Source passage –

#####

LIFE, DEATH and everything inbetween [15 Aug 2007|11:39pm]
so many new conclutions, its twisting up my head.

tossing and turning, sweating and cusing alone in my bed.

whats wrong? why so long? since ive had wit to anything ive said?

or have i just become someone i dont whant to be?

feeling less a monster so feeling way more free?

i blend instead of standing out, i walk instead of runing,

my life with God is a rocky one that i intend on striving.

i love my Lord, and him first and i need to realise that.

i dispise my actions and myself

forget the ryme, im done.

i need to find my niche again and bring back what people love.

its my faith in God that faltered

and when i lost my weight, everything about me changed.

and im not funny or quick like i used to be.

i dont like me, and i intend on changing that,

however getting out and chilling is great and i will add this to my list below.

ive let recent heart ache hit me into depression, well, no more,
im done.

love you. seriously. and i mean it. and i dont care how bad that is.
alright?

PEACE OUT DOGGS!
my mask

FINALLY [22 Jul 2007|11:40pm]
im moving on,

im letting go.
im breaking my box.
im going to live life.
God gave it to me and i have quandered it.
nows my chance. i will do better now.
im finnally going to do it.
im going to move on
and let myself break from these ties!

im gonna travel
im gonna make friends.
talk to people
see the state
the country
and the world

eather with my friends, or by myself.

im sick and tired of being afraid of EVERYTHING

i dont know how, but ill do it. i have no money but i can save.
ive come to the realisation that i whont do well in school.
i cant. i try and i cant. i will never give up, mind you,
and never stop trying to do my best. but im just tired
of constantly letting myself down no matter how hard i try.

im gonna draw more
im gonna read more
im gonna try painting
and music
and acting
and working out
and making movies.

how about bike riding?
how about skate bording?
how about surfing?
WHY NOT!?

im tired of letting myself down, and letting God down.
im tired of being me. even in the fact im posting this,
is just another lame proof that i wine too much and worry.

idk what im gonna do in college, but i know what im gonna do when im not there, LIVE.

i whant to cook for people.
i know noone reads this, but if you want me to cook for you, let me know. i will
i want to leave myself it the dust.

i want to visit all the people i know, if your my best friend or not, at yourschool at your work W/E and just talk.

thats another thing, i have vowed to talk to at least one person every day. not just talk. "hello" i meen a convo, learn something about them, share something. maby even make a friend. seriously. im serious.

i wanna start a business and weather or not it failes i just wanna do it. see what happens. i wanna get my masters in something and get a good education somewhere. i wanta stay sober, clean, and a vergin till marrage. read my bible every day and find my butt a pew to sit in on sunday weather or not its in my church, southern caifornia, californa, america, just somewhere. i need to grow in my walk with the Lord and its time i MOVED my butt.

im going to more conserts
shows
car shows
coffie houses.
im gonna branch out and network

WHAT CAUSED THIS!?

im so glad you asked.
several things in fact.

1) ive always been under the realisation that God only blesses/curses you with one life. but never let it really apply and sink in. i dont whant to die and when God asked what i did with what he gave me, say...."played alot of starcraft and ate alot of food."

#####

Data listing –
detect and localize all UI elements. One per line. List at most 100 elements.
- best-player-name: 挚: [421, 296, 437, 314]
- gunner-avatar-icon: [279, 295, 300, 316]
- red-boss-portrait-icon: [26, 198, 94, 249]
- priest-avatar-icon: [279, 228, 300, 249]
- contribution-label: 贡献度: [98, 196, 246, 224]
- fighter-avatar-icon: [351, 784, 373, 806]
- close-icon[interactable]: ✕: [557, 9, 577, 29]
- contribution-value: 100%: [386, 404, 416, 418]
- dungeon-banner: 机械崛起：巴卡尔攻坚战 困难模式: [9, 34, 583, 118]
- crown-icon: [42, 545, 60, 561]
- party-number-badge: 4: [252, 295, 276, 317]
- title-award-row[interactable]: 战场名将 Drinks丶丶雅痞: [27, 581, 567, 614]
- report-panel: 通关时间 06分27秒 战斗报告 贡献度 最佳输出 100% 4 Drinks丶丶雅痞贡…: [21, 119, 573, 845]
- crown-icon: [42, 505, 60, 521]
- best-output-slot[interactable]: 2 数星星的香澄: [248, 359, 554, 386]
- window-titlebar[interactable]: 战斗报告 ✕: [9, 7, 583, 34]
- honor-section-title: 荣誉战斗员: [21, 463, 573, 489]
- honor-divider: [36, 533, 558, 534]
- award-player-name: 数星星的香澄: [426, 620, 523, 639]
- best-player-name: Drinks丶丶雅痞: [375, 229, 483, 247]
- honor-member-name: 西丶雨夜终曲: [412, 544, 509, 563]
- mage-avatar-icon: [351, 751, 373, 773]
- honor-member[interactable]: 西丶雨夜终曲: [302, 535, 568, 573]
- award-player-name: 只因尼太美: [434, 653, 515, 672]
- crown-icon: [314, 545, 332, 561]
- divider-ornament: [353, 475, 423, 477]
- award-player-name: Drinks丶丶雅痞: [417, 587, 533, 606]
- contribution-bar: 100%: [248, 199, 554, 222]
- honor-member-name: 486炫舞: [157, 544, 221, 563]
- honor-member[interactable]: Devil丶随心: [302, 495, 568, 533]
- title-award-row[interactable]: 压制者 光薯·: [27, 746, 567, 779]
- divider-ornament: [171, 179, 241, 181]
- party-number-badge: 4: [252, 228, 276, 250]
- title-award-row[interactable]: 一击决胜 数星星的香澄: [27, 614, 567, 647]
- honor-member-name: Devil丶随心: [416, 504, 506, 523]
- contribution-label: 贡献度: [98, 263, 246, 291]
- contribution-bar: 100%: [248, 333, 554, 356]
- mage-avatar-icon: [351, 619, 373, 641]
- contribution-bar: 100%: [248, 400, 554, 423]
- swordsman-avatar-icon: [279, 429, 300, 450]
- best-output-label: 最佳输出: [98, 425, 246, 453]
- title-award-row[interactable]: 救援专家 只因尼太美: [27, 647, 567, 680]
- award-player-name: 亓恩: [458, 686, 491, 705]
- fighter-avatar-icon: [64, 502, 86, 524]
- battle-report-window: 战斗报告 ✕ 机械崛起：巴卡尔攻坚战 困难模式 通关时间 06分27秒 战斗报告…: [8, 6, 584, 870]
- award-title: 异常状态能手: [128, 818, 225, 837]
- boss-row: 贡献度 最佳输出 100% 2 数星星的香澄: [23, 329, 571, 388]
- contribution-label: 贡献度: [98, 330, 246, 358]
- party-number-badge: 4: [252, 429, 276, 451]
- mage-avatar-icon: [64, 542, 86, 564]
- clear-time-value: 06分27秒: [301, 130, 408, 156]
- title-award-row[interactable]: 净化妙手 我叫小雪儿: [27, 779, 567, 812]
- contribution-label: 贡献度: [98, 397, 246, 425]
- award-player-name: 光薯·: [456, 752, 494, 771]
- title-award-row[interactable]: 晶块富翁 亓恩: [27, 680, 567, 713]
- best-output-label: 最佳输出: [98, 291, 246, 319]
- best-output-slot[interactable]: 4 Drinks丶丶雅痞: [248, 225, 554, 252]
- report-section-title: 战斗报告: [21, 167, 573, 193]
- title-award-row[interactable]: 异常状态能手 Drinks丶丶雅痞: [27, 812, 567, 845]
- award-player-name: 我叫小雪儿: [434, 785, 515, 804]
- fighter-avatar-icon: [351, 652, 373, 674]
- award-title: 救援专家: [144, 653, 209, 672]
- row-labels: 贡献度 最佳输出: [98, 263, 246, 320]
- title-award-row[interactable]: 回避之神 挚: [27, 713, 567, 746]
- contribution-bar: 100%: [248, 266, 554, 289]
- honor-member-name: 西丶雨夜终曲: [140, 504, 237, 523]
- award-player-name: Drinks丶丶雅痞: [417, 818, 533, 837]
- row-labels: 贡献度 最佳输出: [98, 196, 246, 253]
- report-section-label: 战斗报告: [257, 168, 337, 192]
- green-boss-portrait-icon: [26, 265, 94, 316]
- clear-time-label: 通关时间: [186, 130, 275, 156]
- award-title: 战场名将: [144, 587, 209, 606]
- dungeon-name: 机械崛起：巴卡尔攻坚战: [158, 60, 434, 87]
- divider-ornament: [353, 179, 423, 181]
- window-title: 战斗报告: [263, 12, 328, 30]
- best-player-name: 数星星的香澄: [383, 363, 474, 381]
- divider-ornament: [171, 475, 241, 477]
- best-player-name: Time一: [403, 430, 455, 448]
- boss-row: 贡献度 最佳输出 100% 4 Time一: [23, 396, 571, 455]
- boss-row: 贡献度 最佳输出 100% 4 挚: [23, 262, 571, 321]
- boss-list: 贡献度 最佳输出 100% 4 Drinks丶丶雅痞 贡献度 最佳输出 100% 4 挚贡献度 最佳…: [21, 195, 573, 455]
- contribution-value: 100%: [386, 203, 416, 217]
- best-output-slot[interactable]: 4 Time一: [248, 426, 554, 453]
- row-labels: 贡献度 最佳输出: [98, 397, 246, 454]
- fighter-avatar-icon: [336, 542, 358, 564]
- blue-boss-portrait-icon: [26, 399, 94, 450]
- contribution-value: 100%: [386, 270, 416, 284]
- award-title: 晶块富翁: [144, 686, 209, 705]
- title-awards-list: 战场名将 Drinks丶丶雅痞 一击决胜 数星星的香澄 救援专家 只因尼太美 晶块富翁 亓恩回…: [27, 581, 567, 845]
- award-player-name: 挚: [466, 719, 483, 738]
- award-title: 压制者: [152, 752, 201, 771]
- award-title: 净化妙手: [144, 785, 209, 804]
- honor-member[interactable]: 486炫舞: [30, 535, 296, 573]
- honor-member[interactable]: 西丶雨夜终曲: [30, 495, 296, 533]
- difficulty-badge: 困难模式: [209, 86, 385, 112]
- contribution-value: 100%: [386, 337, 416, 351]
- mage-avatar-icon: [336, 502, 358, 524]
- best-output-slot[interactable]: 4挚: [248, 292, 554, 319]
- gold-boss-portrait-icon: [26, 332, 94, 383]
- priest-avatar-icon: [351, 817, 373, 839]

#####

Objective 1 –
Please update the records in the stretch from the start of the records through the line containing "- award-player-name: 数星星的香澄: [426, 620, 523, 639]", replacing "crown-icon" with "crown-badge" and leaving everything else unchanged.
Objective 2 –
Go on with the journal entries about moving on and faith from where they stop.

Expected output 1 –
detect and localize all UI elements. One per line. List at most 100 elements.
- best-player-name: 挚: [421, 296, 437, 314]
- gunner-avatar-icon: [279, 295, 300, 316]
- red-boss-portrait-icon: [26, 198, 94, 249]
- priest-avatar-icon: [279, 228, 300, 249]
- contribution-label: 贡献度: [98, 196, 246, 224]
- fighter-avatar-icon: [351, 784, 373, 806]
- close-icon[interactable]: ✕: [557, 9, 577, 29]
- contribution-value: 100%: [386, 404, 416, 418]
- dungeon-banner: 机械崛起：巴卡尔攻坚战 困难模式: [9, 34, 583, 118]
- crown-badge: [42, 545, 60, 561]
- party-number-badge: 4: [252, 295, 276, 317]
- title-award-row[interactable]: 战场名将 Drinks丶丶雅痞: [27, 581, 567, 614]
- report-panel: 通关时间 06分27秒 战斗报告 贡献度 最佳输出 100% 4 Drinks丶丶雅痞贡…: [21, 119, 573, 845]
- crown-badge: [42, 505, 60, 521]
- best-output-slot[interactable]: 2 数星星的香澄: [248, 359, 554, 386]
- window-titlebar[interactable]: 战斗报告 ✕: [9, 7, 583, 34]
- honor-section-title: 荣誉战斗员: [21, 463, 573, 489]
- honor-divider: [36, 533, 558, 534]
- award-player-name: 数星星的香澄: [426, 620, 523, 639]

Expected output 2 –
2)ever since i got a job, girlfriend, and friends who acually whant to hang out, ive have this craving to get out more, and more, and more. and since i lost the people who i thought we're my friends, then i think its time i made real ones.

3)my best friend. my best friend is my ex-girfriend michelle, she is amazing. i love her. and i hope one day ill be able to date her again. if the the Lord wills. but dating her was seriously one of the best experiences in my life and easially THE MOST maturing and life altering experience short of being saved from my sins (im still iffy on that one, ive got this whole sin thing and its killing me ... litterally) and she has changed me and made me into a much more outgoing person who sees the world much, much differntly.

4) my second best friend josh. he is AMAZING. everyone who meets him falls immidatly in love with him and wants to be with him as often as possible. including myself. see he and i have been spending lots of time together latley and ive realised one thing. i want his personality. not the whole thing, just part of it. and thus i have been copying him into myself and part of that is his fearless outgoingness and ability to express himself fully without receving any negative recoil. therefore i think this is something that would just fit that bill.

5) i feel inferior to almost every person i meet. and therefore i need to do something that i can be proud of myself in.



in short. im gonna do more stuff, but still be me.
im gonna go to college, and learn as much as possible
and take the hard and the easy classes. just learn.
im gonna read. travel. find some activity to do. and
make friends. this may take a year, it may take a lifetime
and i may never do it all. but i tell you now i am moving
on with my life and gonna stop pitting myself and do
something about it. im just plane gonna do more.
and i want to do it with you. so let me know if your down
for, who knows. a trip to the beach. a sculpting class.
a train ride through europe. hit me up. and if you
dont know me. say hi, cause im in the mood now.

much love.
unveil| my mask

[14 May 2007|09:42am]
switching gilt for love
to the heavens above
to the Creator 3 in 1
the eternal precious son.

a call to end grief
and a call to end pain
who knew that feeling better
had something to gain.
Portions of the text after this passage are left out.